SET EXERCISE: Where the string "word" occurs in the material below, report the whole line.

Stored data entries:

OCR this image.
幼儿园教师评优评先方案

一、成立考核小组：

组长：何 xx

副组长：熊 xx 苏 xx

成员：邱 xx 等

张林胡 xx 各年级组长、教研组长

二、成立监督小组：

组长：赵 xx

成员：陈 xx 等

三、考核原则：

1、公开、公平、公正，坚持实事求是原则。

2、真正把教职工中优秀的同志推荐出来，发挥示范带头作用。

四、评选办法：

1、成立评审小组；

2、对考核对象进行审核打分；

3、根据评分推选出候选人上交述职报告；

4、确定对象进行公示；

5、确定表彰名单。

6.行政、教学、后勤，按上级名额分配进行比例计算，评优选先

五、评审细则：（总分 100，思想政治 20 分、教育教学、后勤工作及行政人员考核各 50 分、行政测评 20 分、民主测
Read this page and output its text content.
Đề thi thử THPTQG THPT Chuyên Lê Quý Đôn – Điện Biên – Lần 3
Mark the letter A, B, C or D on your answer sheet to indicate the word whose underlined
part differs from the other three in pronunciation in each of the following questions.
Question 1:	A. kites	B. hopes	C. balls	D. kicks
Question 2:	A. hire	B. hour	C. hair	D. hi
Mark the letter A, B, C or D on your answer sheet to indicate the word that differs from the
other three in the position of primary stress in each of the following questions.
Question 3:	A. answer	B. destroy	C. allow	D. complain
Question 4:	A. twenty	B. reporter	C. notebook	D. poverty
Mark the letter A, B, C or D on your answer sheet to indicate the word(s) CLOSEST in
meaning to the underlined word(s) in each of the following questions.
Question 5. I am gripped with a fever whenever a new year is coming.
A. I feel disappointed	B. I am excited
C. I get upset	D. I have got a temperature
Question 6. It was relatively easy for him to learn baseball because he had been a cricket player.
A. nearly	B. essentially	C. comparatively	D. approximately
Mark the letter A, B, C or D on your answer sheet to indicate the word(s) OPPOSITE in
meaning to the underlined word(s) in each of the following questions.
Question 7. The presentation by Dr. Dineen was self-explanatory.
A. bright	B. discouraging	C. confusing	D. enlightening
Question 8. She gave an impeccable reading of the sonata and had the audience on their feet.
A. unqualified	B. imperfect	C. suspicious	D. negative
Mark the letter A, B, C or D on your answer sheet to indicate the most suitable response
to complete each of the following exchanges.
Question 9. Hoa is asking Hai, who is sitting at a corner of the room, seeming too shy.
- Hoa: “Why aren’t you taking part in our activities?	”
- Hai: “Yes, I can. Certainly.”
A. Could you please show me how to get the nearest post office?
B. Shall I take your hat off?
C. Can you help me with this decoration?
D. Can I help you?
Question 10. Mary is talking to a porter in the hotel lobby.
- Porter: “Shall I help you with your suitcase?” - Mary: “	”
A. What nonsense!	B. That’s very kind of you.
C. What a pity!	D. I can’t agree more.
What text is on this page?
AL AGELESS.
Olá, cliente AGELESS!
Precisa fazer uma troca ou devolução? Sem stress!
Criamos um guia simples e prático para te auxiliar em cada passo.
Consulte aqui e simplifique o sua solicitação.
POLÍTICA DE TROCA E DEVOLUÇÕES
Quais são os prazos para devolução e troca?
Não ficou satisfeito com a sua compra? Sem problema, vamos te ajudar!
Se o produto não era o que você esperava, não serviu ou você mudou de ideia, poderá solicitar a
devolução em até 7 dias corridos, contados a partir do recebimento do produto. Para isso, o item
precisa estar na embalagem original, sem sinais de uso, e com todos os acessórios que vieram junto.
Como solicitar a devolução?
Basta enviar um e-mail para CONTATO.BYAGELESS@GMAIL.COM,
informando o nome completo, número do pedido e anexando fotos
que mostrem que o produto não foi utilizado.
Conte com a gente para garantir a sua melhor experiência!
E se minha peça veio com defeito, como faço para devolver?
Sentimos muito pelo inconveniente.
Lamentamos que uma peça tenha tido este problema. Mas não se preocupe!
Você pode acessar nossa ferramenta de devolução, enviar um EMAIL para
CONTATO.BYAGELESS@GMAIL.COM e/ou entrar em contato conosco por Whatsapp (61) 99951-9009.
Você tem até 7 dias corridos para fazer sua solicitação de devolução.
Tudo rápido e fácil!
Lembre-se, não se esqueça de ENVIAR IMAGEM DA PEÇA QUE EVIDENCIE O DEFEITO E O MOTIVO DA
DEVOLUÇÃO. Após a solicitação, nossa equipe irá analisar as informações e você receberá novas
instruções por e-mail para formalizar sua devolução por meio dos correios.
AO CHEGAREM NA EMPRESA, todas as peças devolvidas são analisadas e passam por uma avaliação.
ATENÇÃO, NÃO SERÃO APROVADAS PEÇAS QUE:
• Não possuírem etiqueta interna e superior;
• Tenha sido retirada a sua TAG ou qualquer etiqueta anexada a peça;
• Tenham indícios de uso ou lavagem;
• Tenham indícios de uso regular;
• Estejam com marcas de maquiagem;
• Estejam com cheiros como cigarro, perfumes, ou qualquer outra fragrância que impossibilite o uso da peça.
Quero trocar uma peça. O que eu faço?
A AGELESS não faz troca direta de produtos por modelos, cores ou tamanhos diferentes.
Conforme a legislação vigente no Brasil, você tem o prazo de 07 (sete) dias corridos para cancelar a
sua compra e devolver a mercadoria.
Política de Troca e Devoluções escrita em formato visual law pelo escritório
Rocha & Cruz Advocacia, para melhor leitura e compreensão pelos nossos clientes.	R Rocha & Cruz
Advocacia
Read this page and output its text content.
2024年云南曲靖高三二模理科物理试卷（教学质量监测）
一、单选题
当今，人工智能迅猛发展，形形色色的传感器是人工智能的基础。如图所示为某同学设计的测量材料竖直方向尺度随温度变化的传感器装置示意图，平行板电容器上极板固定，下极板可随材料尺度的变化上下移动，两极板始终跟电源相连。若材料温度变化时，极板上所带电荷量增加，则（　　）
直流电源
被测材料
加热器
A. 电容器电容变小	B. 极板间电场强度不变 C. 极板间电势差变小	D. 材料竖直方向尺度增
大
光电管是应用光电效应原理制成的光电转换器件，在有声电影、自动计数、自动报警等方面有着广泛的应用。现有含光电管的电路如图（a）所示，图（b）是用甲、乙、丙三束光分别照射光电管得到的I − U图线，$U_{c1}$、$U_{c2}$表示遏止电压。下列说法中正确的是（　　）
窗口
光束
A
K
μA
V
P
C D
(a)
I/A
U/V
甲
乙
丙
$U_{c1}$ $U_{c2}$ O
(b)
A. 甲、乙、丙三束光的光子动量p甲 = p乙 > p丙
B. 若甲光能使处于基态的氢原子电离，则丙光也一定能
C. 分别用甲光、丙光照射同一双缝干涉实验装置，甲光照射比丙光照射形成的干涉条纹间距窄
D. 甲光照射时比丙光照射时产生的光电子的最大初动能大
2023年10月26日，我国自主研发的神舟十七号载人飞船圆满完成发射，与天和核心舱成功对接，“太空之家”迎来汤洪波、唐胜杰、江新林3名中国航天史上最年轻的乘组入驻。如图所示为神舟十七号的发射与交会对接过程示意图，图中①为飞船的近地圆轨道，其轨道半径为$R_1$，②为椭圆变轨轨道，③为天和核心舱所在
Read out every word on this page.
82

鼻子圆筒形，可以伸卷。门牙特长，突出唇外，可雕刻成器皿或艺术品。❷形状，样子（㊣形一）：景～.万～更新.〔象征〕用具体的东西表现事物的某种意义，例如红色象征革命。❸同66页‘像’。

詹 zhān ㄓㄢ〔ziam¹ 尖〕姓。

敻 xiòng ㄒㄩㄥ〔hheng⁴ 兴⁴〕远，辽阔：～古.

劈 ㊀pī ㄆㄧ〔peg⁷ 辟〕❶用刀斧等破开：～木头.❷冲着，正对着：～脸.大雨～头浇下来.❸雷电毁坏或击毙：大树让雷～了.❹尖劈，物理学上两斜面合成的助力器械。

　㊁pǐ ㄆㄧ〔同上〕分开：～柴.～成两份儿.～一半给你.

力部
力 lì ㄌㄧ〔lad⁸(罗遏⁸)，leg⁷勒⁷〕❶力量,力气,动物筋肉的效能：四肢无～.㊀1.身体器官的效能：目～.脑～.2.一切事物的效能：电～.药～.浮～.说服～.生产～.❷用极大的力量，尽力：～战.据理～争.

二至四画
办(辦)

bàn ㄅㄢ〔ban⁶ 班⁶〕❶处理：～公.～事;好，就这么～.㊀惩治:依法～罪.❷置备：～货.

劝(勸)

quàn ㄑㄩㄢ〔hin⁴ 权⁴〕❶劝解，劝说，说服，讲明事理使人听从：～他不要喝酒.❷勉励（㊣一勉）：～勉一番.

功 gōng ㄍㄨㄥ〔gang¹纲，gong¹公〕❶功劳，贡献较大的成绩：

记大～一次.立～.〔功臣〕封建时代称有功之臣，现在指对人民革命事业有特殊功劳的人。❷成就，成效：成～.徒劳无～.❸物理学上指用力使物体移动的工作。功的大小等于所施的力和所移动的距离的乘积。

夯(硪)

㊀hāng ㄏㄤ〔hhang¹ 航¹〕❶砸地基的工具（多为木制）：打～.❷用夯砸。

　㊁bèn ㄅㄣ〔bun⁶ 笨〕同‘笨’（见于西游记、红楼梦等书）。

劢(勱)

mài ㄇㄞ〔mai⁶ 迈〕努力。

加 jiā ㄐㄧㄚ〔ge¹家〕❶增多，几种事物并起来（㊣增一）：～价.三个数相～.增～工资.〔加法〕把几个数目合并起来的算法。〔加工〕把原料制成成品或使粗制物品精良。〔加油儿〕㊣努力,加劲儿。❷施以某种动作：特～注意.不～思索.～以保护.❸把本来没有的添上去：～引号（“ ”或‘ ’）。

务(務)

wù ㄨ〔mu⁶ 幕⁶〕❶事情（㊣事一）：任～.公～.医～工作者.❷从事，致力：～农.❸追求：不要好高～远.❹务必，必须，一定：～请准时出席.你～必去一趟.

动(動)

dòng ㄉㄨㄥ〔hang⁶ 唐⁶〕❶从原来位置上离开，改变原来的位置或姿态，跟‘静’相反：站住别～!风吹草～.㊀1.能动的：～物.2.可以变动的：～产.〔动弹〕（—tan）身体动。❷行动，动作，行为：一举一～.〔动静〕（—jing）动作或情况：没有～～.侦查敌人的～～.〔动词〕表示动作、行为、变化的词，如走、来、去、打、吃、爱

CORRECT OUTPUT:
Mark the letter A, B, C or D on your answer sheet to indicate the word whose underlined
Mark the letter A, B, C or D on your answer sheet to indicate the word that differs from the
Mark the letter A, B, C or D on your answer sheet to indicate the word(s) CLOSEST in
meaning to the underlined word(s) in each of the following questions.
Mark the letter A, B, C or D on your answer sheet to indicate the word(s) OPPOSITE in
meaning to the underlined word(s) in each of the following questions.
Read out every word on this page.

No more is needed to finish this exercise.